▽

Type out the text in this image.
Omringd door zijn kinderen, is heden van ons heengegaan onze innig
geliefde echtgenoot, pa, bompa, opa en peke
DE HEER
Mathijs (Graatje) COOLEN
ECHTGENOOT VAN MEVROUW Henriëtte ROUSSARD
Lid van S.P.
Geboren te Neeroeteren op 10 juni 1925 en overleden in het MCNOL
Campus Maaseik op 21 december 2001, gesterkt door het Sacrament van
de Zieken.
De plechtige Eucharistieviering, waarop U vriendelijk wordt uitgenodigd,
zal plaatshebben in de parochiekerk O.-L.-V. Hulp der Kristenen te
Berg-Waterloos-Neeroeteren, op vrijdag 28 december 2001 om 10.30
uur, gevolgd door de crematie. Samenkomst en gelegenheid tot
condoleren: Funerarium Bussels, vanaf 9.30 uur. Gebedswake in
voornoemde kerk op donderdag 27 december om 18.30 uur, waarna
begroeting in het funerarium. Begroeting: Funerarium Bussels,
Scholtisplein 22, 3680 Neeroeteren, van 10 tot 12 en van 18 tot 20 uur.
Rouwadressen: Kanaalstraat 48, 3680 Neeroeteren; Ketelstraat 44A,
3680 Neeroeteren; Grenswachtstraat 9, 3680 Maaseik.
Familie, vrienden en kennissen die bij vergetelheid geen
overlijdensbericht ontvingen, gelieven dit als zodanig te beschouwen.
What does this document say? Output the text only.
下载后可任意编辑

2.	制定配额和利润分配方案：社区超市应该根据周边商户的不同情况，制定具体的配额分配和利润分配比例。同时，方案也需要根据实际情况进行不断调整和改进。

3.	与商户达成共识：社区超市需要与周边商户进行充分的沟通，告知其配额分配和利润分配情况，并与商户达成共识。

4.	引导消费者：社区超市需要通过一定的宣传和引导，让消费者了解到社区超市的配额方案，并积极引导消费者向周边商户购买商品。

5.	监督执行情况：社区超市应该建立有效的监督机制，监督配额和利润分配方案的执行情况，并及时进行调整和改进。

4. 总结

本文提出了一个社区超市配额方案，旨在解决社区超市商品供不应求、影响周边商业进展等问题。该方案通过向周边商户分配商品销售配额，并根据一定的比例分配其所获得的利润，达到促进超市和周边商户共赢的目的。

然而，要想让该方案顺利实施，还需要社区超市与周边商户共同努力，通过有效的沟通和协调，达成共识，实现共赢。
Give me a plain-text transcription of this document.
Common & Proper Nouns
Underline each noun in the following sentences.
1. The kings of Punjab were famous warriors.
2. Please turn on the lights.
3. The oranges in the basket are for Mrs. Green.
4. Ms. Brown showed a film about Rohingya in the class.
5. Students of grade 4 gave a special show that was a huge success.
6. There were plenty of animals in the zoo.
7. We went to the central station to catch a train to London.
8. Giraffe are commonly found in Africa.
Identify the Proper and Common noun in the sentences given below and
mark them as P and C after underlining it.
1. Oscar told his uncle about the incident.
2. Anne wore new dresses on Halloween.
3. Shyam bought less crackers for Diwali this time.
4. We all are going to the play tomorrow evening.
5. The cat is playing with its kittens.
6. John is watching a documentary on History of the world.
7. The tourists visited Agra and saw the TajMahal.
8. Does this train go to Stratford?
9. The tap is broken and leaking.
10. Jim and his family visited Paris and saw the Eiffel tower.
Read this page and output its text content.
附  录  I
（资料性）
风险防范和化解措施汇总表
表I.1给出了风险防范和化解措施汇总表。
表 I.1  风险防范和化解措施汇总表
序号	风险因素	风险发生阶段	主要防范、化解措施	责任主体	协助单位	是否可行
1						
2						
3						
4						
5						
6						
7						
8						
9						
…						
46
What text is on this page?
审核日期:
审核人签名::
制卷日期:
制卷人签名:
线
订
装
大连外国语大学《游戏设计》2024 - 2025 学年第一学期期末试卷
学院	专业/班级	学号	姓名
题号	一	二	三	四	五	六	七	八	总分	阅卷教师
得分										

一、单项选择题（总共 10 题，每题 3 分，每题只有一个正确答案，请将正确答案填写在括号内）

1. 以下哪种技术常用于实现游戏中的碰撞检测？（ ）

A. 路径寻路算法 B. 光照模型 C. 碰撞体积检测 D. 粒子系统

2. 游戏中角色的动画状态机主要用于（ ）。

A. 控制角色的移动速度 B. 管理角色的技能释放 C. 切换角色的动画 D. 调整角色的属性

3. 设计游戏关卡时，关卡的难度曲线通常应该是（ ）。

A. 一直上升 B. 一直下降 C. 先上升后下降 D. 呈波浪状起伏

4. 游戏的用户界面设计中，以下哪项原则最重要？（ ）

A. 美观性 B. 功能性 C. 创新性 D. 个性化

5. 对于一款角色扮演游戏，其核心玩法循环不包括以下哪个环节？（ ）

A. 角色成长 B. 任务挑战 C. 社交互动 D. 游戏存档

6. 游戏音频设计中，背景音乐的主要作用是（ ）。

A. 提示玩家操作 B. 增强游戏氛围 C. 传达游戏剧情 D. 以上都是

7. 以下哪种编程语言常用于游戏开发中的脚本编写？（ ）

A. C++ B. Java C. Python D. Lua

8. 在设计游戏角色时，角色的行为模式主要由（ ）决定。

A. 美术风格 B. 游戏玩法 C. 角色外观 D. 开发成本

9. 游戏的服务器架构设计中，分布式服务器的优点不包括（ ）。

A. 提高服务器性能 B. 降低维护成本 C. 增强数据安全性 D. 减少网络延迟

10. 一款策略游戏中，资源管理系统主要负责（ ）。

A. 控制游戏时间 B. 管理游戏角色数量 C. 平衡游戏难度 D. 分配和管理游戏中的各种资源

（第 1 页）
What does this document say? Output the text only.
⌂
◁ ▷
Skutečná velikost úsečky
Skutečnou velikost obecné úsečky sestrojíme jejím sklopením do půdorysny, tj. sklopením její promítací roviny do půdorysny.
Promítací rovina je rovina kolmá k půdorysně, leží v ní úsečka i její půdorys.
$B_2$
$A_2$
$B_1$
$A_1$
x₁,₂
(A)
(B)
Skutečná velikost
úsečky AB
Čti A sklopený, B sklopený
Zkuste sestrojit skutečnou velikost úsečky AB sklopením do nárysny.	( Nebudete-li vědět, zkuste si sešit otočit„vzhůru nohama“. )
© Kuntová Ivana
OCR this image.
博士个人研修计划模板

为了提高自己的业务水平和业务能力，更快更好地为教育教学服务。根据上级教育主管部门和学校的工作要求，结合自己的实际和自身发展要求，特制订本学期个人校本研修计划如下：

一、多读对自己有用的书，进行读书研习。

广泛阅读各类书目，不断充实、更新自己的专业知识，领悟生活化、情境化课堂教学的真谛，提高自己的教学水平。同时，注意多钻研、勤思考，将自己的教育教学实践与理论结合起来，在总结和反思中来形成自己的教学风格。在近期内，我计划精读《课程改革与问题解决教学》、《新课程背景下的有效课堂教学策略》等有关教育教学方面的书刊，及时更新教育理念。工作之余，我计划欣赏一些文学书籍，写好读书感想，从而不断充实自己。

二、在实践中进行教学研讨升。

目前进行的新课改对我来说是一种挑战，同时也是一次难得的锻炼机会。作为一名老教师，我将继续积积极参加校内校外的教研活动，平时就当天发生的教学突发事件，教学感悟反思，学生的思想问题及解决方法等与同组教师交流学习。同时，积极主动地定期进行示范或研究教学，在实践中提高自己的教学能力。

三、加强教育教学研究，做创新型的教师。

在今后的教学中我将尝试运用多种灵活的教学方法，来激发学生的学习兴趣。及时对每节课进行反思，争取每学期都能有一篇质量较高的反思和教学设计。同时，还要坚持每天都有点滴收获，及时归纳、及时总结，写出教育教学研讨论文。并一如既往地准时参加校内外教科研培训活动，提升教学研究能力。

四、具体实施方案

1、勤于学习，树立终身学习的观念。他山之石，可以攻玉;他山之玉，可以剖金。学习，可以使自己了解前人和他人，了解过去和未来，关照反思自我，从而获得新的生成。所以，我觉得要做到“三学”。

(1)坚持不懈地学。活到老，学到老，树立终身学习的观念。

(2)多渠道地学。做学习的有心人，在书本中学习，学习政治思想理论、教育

△

> [What to work on] Say, as a number only, how many lines of the data contain "visited".

> [Answer to the task] 2